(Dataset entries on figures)

** Start **

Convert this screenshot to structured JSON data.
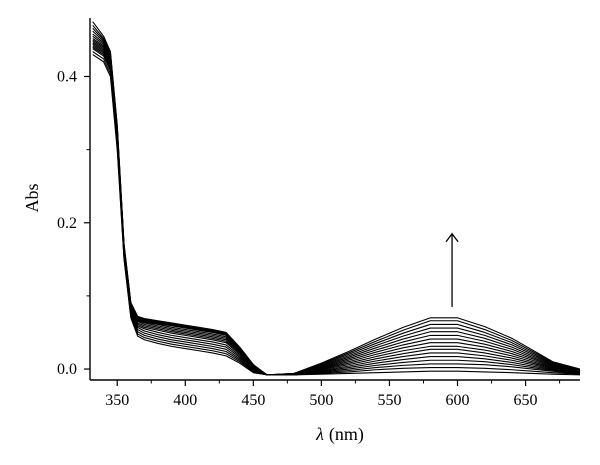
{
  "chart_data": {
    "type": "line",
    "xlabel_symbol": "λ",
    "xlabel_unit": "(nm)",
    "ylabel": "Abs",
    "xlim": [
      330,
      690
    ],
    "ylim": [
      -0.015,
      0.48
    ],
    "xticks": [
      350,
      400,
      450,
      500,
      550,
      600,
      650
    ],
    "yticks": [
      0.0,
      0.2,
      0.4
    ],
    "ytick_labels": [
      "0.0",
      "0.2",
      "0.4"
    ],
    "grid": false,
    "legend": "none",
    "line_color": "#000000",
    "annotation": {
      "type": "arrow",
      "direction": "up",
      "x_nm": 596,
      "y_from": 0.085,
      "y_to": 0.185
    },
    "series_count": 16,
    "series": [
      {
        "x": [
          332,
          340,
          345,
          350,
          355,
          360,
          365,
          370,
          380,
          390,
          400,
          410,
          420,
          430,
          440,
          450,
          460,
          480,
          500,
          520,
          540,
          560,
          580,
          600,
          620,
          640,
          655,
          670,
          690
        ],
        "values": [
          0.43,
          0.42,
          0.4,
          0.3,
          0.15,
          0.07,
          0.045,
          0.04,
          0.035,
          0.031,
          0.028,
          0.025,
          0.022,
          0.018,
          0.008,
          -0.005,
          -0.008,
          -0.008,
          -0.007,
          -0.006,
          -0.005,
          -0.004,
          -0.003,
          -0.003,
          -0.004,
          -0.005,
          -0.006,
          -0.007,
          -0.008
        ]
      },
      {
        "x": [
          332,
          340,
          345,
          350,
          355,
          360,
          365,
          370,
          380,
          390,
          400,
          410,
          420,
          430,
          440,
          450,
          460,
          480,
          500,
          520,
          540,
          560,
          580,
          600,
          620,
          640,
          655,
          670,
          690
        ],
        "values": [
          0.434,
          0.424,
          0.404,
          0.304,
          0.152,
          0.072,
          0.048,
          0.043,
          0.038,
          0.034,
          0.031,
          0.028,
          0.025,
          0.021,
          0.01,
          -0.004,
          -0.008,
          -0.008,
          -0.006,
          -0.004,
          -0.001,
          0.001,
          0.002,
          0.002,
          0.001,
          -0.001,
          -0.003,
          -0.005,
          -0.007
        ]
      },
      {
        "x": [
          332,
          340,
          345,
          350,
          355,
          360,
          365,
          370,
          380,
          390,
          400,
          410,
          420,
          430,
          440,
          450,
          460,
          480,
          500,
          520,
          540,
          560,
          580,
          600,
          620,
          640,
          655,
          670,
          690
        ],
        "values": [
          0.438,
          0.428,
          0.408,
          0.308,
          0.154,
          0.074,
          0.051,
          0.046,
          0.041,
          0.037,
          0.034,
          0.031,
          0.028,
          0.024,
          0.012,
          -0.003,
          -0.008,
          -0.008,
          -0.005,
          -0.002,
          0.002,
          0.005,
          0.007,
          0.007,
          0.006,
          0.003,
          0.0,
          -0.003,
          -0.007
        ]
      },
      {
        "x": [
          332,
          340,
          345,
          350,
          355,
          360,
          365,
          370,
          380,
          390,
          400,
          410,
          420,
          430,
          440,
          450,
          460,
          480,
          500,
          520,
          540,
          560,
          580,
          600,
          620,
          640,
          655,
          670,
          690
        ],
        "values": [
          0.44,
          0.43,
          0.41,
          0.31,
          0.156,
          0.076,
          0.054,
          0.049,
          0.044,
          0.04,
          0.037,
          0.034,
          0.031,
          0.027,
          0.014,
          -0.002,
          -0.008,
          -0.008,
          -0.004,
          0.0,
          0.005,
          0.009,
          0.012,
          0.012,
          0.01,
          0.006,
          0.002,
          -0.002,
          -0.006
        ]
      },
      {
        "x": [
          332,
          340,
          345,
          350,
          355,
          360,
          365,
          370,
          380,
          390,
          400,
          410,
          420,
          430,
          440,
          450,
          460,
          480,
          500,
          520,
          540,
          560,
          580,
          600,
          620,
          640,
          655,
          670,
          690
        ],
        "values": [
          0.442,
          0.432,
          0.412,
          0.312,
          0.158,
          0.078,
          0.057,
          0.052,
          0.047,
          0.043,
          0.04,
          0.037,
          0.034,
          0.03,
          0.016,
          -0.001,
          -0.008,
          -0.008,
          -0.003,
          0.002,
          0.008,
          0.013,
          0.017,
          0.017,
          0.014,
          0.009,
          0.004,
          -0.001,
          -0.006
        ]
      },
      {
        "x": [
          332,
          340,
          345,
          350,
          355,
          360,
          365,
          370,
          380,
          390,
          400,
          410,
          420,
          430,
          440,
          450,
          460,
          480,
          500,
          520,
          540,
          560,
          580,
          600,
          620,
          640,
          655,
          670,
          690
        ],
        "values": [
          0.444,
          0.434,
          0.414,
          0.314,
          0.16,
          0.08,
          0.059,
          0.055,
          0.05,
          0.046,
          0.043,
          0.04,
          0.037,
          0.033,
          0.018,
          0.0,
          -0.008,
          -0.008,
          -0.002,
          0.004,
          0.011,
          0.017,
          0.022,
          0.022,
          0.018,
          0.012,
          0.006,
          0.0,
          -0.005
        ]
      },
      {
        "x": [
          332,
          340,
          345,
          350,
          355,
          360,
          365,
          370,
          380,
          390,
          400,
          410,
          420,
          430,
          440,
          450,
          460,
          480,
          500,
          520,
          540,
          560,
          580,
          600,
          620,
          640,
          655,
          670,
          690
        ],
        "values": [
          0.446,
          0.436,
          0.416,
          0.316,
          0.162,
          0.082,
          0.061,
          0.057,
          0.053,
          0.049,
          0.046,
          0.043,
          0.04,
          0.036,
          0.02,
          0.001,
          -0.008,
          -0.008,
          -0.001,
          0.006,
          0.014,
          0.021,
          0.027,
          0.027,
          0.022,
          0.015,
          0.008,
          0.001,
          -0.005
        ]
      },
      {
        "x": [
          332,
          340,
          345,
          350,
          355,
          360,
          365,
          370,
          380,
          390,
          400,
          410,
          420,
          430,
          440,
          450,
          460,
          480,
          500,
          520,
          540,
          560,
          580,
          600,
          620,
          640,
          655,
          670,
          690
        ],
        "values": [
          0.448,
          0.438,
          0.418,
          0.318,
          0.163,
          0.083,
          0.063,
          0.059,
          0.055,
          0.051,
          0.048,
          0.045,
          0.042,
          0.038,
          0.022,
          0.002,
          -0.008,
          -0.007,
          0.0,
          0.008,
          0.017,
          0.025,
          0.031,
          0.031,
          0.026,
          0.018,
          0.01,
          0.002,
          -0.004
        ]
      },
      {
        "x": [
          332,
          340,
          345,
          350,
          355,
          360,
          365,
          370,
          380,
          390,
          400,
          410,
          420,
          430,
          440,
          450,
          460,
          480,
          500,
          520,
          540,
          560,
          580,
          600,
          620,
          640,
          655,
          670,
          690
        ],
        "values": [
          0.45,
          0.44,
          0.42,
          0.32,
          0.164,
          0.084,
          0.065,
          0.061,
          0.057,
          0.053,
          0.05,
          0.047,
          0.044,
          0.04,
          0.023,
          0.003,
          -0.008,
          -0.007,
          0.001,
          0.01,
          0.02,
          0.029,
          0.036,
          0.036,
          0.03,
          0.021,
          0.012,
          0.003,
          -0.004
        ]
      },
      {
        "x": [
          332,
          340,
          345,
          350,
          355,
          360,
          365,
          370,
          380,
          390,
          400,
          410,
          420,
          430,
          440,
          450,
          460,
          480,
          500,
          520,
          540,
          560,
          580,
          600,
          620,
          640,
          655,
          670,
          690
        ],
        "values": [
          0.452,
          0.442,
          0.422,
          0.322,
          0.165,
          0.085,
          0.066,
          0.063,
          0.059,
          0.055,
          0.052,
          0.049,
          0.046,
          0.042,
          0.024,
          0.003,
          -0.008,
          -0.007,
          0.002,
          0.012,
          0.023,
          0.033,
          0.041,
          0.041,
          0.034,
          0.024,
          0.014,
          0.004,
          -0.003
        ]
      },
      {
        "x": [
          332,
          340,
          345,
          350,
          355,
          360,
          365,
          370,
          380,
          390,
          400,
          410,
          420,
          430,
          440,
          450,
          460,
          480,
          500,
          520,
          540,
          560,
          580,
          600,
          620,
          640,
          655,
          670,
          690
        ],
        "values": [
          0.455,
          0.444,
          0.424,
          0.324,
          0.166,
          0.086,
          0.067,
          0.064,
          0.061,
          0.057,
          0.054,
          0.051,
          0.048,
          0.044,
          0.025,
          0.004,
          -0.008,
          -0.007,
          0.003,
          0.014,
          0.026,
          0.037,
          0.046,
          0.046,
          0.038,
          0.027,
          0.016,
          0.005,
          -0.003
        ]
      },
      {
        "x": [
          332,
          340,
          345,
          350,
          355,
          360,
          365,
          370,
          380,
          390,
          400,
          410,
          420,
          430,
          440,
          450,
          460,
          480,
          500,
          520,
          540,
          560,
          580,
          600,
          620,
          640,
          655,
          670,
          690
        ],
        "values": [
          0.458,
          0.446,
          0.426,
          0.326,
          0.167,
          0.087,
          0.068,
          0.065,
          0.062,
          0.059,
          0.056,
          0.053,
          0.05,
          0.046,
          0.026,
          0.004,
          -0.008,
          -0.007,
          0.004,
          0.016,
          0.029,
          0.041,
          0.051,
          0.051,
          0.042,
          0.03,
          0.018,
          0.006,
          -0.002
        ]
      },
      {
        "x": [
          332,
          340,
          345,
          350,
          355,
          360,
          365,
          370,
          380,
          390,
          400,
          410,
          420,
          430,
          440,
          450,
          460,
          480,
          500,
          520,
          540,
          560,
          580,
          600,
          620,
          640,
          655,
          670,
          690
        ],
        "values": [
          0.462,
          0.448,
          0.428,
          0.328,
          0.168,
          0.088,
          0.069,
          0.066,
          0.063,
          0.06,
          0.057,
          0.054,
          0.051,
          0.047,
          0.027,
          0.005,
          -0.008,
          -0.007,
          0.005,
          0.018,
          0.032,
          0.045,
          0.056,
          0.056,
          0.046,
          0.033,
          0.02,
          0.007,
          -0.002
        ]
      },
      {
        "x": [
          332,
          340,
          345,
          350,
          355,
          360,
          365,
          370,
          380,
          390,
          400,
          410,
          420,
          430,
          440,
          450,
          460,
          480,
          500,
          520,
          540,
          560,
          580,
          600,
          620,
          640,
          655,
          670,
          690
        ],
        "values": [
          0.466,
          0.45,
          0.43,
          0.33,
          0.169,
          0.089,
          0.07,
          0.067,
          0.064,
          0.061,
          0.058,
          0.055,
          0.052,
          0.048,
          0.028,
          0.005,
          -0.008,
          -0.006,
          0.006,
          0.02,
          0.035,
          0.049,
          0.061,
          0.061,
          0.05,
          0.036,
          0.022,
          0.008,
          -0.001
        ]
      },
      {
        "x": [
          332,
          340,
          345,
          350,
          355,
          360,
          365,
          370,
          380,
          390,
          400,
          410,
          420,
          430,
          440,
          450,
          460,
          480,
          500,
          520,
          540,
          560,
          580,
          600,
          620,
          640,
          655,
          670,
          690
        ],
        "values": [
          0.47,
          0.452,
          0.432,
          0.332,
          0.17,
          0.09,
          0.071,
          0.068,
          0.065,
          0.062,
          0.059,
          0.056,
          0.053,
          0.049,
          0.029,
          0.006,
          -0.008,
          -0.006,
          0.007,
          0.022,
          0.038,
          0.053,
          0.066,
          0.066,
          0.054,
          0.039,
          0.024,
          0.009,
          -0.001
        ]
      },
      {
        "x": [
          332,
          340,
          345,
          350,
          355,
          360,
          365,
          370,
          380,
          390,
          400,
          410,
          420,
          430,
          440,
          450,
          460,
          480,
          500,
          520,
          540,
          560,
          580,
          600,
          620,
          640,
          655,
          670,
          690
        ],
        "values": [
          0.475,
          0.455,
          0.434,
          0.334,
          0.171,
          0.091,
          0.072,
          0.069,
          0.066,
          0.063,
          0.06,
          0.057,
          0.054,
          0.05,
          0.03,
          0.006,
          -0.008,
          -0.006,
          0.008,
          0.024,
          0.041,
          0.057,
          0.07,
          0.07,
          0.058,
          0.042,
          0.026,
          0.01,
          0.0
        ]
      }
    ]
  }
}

** End **
** Start **

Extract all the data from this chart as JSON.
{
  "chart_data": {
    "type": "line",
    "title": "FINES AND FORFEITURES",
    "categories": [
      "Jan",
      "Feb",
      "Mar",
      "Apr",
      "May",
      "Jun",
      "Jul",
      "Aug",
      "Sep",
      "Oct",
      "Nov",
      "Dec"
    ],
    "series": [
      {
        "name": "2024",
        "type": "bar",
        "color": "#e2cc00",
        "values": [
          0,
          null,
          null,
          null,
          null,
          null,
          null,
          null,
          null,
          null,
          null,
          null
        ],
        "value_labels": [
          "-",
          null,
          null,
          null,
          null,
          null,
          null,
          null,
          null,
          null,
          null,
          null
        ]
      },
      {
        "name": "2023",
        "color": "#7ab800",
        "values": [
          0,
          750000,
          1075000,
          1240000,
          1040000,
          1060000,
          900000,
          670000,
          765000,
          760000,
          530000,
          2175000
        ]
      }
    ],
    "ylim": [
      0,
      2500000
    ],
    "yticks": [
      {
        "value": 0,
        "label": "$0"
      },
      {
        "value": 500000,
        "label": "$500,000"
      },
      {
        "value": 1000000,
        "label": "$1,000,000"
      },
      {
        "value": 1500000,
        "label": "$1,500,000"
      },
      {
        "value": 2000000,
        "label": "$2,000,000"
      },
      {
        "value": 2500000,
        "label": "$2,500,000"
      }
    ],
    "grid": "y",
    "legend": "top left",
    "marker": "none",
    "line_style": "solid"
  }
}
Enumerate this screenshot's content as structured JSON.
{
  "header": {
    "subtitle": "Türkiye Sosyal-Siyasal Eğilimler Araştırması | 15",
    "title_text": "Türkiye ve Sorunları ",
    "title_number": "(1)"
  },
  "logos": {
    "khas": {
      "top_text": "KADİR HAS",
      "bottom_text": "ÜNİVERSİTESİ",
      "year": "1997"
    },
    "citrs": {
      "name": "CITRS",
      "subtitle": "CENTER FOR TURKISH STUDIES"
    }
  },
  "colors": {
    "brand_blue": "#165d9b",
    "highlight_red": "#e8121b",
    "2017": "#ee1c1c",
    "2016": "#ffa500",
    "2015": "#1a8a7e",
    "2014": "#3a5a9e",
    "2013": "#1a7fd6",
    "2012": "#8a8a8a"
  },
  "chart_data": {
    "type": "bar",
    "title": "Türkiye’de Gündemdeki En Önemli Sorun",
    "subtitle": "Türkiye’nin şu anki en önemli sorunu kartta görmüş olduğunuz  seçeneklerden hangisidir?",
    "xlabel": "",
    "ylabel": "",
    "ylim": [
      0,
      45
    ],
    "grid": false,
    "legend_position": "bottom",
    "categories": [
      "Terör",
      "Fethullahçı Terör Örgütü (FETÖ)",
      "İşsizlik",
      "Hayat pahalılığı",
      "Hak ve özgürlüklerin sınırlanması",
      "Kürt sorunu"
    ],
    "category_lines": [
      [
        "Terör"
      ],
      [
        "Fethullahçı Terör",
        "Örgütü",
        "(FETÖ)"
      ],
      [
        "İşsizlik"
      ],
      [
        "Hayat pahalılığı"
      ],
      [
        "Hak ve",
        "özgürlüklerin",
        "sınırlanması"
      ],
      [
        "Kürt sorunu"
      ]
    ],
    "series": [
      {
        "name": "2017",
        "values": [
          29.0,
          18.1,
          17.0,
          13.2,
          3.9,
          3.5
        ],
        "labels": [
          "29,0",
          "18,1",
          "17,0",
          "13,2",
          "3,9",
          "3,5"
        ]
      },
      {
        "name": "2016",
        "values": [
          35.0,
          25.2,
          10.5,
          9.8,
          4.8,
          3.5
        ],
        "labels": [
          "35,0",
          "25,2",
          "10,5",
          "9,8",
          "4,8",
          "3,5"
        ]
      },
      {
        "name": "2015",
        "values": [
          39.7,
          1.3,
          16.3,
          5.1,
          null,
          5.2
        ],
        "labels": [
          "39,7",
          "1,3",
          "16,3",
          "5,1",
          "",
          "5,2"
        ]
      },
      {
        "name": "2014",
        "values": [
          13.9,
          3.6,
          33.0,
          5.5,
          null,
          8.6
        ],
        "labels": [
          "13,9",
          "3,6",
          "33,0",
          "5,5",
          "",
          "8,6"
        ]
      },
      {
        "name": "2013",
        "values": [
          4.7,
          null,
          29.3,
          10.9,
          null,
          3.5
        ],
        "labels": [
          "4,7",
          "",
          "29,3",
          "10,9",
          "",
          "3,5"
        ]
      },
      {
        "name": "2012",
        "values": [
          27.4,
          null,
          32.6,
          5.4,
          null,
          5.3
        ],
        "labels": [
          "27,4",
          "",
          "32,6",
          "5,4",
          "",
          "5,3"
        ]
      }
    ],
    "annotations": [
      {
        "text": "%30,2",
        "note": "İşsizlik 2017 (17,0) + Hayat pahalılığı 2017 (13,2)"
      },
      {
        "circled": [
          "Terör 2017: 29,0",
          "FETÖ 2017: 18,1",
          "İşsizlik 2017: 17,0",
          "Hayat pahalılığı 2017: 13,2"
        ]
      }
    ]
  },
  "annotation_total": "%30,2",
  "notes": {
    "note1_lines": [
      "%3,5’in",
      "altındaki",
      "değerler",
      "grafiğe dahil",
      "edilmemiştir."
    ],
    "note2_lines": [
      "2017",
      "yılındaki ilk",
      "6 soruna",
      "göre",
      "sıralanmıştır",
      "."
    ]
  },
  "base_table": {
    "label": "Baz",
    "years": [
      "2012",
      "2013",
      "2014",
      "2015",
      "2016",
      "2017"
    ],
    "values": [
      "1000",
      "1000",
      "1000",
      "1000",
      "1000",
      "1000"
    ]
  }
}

** End **

Isolate each line of the listing above that includes "pahalılığı". Copy it.

▸ Full answer:
      "Hayat pahalılığı",
        "Hayat pahalılığı"
        "note": "İşsizlik 2017 (17,0) + Hayat pahalılığı 2017 (13,2)"
          "Hayat pahalılığı 2017: 13,2"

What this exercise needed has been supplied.